══ RECORDS SUPPLIED

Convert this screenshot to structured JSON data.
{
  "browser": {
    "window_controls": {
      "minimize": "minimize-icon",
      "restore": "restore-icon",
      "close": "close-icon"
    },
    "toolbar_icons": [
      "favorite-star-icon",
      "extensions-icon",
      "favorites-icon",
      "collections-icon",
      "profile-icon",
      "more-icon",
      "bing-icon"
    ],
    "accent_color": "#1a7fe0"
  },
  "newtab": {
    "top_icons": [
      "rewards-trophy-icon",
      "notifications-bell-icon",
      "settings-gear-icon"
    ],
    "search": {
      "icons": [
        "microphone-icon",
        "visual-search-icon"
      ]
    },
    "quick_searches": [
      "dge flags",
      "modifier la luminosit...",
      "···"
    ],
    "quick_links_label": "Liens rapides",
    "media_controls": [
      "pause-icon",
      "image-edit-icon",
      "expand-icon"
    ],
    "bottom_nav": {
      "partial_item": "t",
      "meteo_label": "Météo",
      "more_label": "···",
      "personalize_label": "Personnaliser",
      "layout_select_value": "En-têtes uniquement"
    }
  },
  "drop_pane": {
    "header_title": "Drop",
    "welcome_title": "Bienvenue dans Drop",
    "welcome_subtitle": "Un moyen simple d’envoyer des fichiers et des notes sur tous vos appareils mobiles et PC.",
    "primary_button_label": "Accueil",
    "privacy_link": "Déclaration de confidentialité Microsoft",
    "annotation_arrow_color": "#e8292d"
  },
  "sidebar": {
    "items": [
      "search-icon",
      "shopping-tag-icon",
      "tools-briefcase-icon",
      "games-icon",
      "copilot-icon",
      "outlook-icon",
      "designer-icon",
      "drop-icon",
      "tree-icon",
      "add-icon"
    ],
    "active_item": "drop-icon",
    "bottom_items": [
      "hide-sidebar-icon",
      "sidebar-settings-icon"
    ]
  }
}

════

▶ _WRITTEN TASK_:
Reply with nothing but the number of lines that contain the word "settings".

▶ _TASK SOLUTION_:
2